■ Element location data:
----
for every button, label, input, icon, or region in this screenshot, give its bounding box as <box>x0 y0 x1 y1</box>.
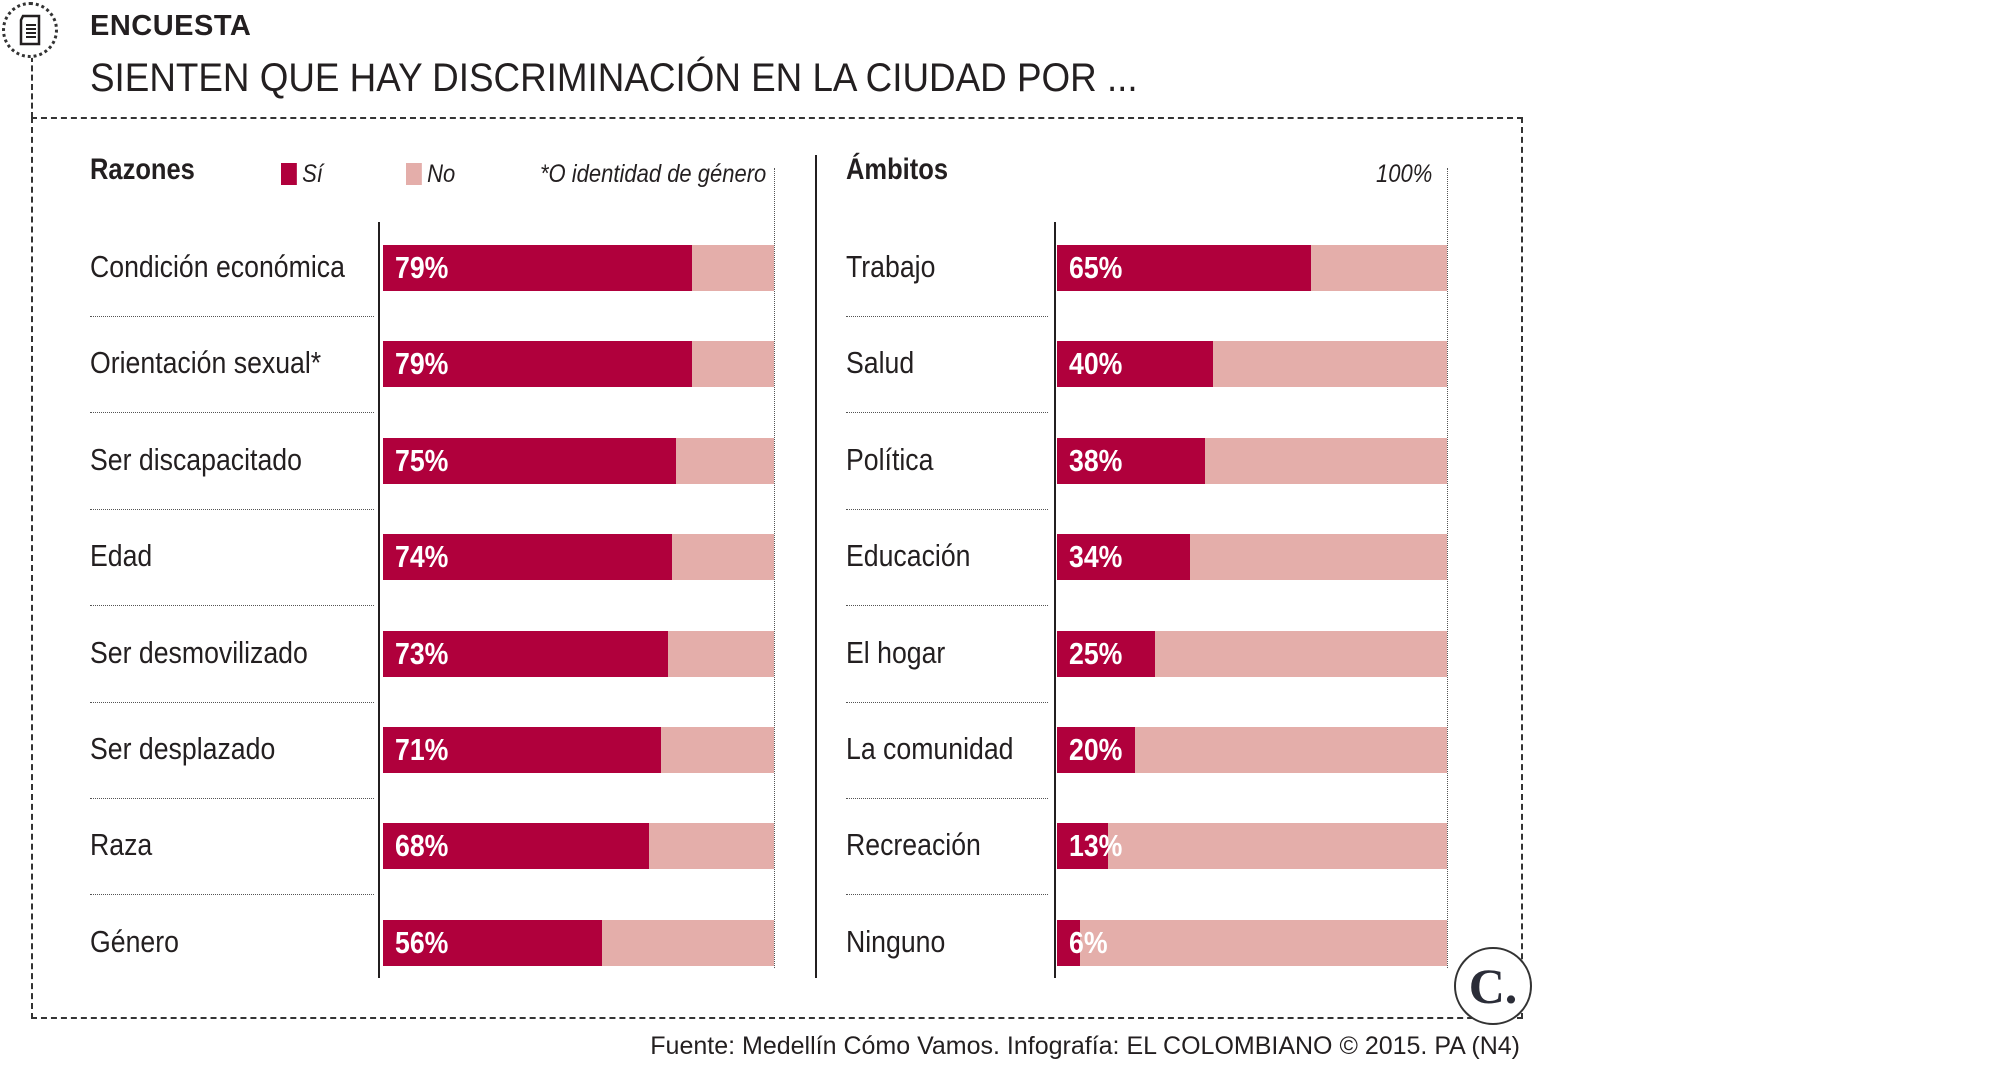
data-label: 13% <box>1069 828 1123 864</box>
footnote: *O identidad de género <box>540 160 767 188</box>
category-label: Condición económica <box>90 249 345 284</box>
row-separator <box>90 412 374 414</box>
data-label: 75% <box>395 442 449 478</box>
legend-label-no: No <box>427 160 456 188</box>
category-label: Recreación <box>846 827 981 863</box>
legend-swatch-si <box>281 163 297 185</box>
data-label: 68% <box>395 828 449 864</box>
bar-si <box>383 534 673 581</box>
category-label: Educación <box>846 538 971 574</box>
category-label: La comunidad <box>846 731 1014 766</box>
category-label: Género <box>90 923 179 959</box>
data-label: 20% <box>1069 732 1123 767</box>
bar-si <box>1057 437 1206 484</box>
category-label: Ser desplazado <box>90 731 276 766</box>
category-label: Trabajo <box>846 249 936 284</box>
el-colombiano-logo: C. <box>1454 947 1532 1025</box>
row-separator <box>90 798 374 799</box>
bar-si <box>383 727 661 773</box>
bar-si <box>1057 534 1190 581</box>
row-separator <box>846 894 1048 896</box>
data-label: 56% <box>395 924 449 960</box>
row-separator <box>846 508 1048 510</box>
category-label: Ser desmovilizado <box>90 634 308 670</box>
row-separator <box>846 412 1048 414</box>
data-label: 73% <box>395 635 449 671</box>
legend-si: Sí <box>281 160 323 189</box>
page-title: SIENTEN QUE HAY DISCRIMINACIÓN EN LA CIU… <box>90 56 1138 100</box>
frame-connector <box>31 56 33 118</box>
max-gridline <box>774 168 775 968</box>
category-label: Orientación sexual* <box>90 345 322 381</box>
data-label: 34% <box>1069 539 1123 575</box>
row-separator <box>90 701 374 703</box>
row-separator <box>846 701 1048 703</box>
category-label: Raza <box>90 827 153 863</box>
data-label: 25% <box>1069 635 1123 671</box>
chart-title-razones: Razones <box>90 153 195 186</box>
bar-no <box>1057 919 1447 966</box>
value-axis <box>1054 222 1056 978</box>
bar-si <box>383 823 649 870</box>
value-axis <box>378 222 380 978</box>
row-separator <box>90 316 374 317</box>
bar-si <box>383 341 692 388</box>
bar-si <box>1057 630 1155 677</box>
data-label: 40% <box>1069 346 1123 382</box>
category-label: Salud <box>846 345 915 381</box>
category-label: Ninguno <box>846 923 946 959</box>
row-separator <box>846 798 1048 799</box>
dashed-frame <box>31 117 1523 1019</box>
panel-divider <box>815 155 817 978</box>
data-label: 79% <box>395 250 449 285</box>
max-gridline <box>1447 168 1448 968</box>
row-separator <box>846 605 1048 607</box>
legend-label-si: Sí <box>302 160 323 188</box>
bar-si <box>383 245 692 291</box>
row-separator <box>90 605 374 607</box>
data-label: 38% <box>1069 442 1123 478</box>
source-credit: Fuente: Medellín Cómo Vamos. Infografía:… <box>650 1032 1520 1060</box>
category-label: Política <box>846 441 934 477</box>
kicker: ENCUESTA <box>90 10 252 42</box>
legend-no: No <box>406 160 455 189</box>
data-label: 74% <box>395 539 449 575</box>
bar-si <box>1057 823 1108 870</box>
row-separator <box>90 894 374 896</box>
data-label: 65% <box>1069 250 1123 285</box>
max-label: 100% <box>1376 160 1433 188</box>
data-label: 6% <box>1069 924 1108 960</box>
data-label: 79% <box>395 346 449 382</box>
legend-swatch-no <box>406 163 422 185</box>
bar-si <box>1057 341 1213 388</box>
bar-si <box>1057 727 1135 773</box>
bar-si <box>1057 919 1081 966</box>
data-label: 71% <box>395 732 449 767</box>
bar-si <box>383 437 677 484</box>
bar-si <box>383 919 602 966</box>
category-label: Edad <box>90 538 153 574</box>
category-label: El hogar <box>846 634 946 670</box>
document-icon <box>2 2 58 58</box>
bar-no <box>1057 823 1447 870</box>
row-separator <box>846 316 1048 317</box>
row-separator <box>90 508 374 510</box>
bar-si <box>1057 245 1311 291</box>
bar-si <box>383 630 669 677</box>
category-label: Ser discapacitado <box>90 441 302 477</box>
chart-title-ambitos: Ámbitos <box>846 153 948 186</box>
logo-text: C. <box>1468 958 1518 1014</box>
----
■ What is needed: Turn all of the entries above into a numbered list, one line per item, with blank lines dropped and the pictures left out.

■ The reply:
1. for every button, label, input, icon, or region in this screenshot, give its bounding box as <box>x0 y0 x1 y1</box>.
2. data-label: 13% <box>1069 828 1123 864</box>
3. footnote: *O identidad de género <box>540 160 767 188</box>
4. category-label: Condición económica <box>90 249 345 284</box>
5. row-separator <box>90 412 374 414</box>
6. data-label: 75% <box>395 442 449 478</box>
7. legend-label-no: No <box>427 160 456 188</box>
8. category-label: Recreación <box>846 827 981 863</box>
9. legend-swatch-si <box>281 163 297 185</box>
10. data-label: 68% <box>395 828 449 864</box>
11. bar-si <box>383 534 673 581</box>
12. category-label: Educación <box>846 538 971 574</box>
13. category-label: La comunidad <box>846 731 1014 766</box>
14. category-label: Género <box>90 923 179 959</box>
15. data-label: 20% <box>1069 732 1123 767</box>
16. bar-si <box>1057 437 1206 484</box>
17. category-label: Ser desplazado <box>90 731 276 766</box>
18. category-label: Trabajo <box>846 249 936 284</box>
19. el-colombiano-logo: C. <box>1454 947 1532 1025</box>
20. row-separator <box>90 798 374 799</box>
21. bar-si <box>383 727 661 773</box>
22. bar-si <box>1057 534 1190 581</box>
23. row-separator <box>846 894 1048 896</box>
24. data-label: 56% <box>395 924 449 960</box>
25. row-separator <box>846 508 1048 510</box>
26. category-label: Ser desmovilizado <box>90 634 308 670</box>
27. row-separator <box>846 412 1048 414</box>
28. data-label: 73% <box>395 635 449 671</box>
29. legend-si: Sí <box>281 160 323 189</box>
30. page-title: SIENTEN QUE HAY DISCRIMINACIÓN EN LA CIU… <box>90 56 1138 100</box>
31. frame-connector <box>31 56 33 118</box>
32. max-gridline <box>774 168 775 968</box>
33. category-label: Orientación sexual* <box>90 345 322 381</box>
34. data-label: 34% <box>1069 539 1123 575</box>
35. row-separator <box>90 701 374 703</box>
36. row-separator <box>846 701 1048 703</box>
37. category-label: Raza <box>90 827 153 863</box>
38. data-label: 25% <box>1069 635 1123 671</box>
39. chart-title-razones: Razones <box>90 153 195 186</box>
40. bar-no <box>1057 919 1447 966</box>
41. value-axis <box>1054 222 1056 978</box>
42. bar-si <box>383 823 649 870</box>
43. value-axis <box>378 222 380 978</box>
44. row-separator <box>90 316 374 317</box>
45. bar-si <box>383 341 692 388</box>
46. bar-si <box>1057 630 1155 677</box>
47. data-label: 40% <box>1069 346 1123 382</box>
48. category-label: Salud <box>846 345 915 381</box>
49. category-label: Ninguno <box>846 923 946 959</box>
50. row-separator <box>846 798 1048 799</box>
51. dashed-frame <box>31 117 1523 1019</box>
52. panel-divider <box>815 155 817 978</box>
53. data-label: 79% <box>395 250 449 285</box>
54. max-gridline <box>1447 168 1448 968</box>
55. row-separator <box>846 605 1048 607</box>
56. legend-label-si: Sí <box>302 160 323 188</box>
57. bar-si <box>383 245 692 291</box>
58. row-separator <box>90 605 374 607</box>
59. data-label: 38% <box>1069 442 1123 478</box>
60. source-credit: Fuente: Medellín Cómo Vamos. Infografía:… <box>650 1032 1520 1060</box>
61. category-label: Política <box>846 441 934 477</box>
62. kicker: ENCUESTA <box>90 10 252 42</box>
63. legend-no: No <box>406 160 455 189</box>
64. data-label: 74% <box>395 539 449 575</box>
65. bar-si <box>1057 823 1108 870</box>
66. row-separator <box>90 894 374 896</box>
67. data-label: 65% <box>1069 250 1123 285</box>
68. max-label: 100% <box>1376 160 1433 188</box>
69. data-label: 6% <box>1069 924 1108 960</box>
70. data-label: 79% <box>395 346 449 382</box>
71. legend-swatch-no <box>406 163 422 185</box>
72. bar-si <box>1057 341 1213 388</box>
73. bar-si <box>1057 727 1135 773</box>
74. bar-si <box>1057 919 1081 966</box>
75. data-label: 71% <box>395 732 449 767</box>
76. bar-si <box>383 437 677 484</box>
77. bar-si <box>383 919 602 966</box>
78. category-label: Edad <box>90 538 153 574</box>
79. category-label: El hogar <box>846 634 946 670</box>
80. document-icon <box>2 2 58 58</box>
81. bar-no <box>1057 823 1447 870</box>
82. row-separator <box>846 316 1048 317</box>
83. row-separator <box>90 508 374 510</box>
84. bar-si <box>1057 245 1311 291</box>
85. bar-si <box>383 630 669 677</box>
86. category-label: Ser discapacitado <box>90 441 302 477</box>
87. chart-title-ambitos: Ámbitos <box>846 153 948 186</box>
88. logo-text: C. <box>1468 958 1518 1014</box>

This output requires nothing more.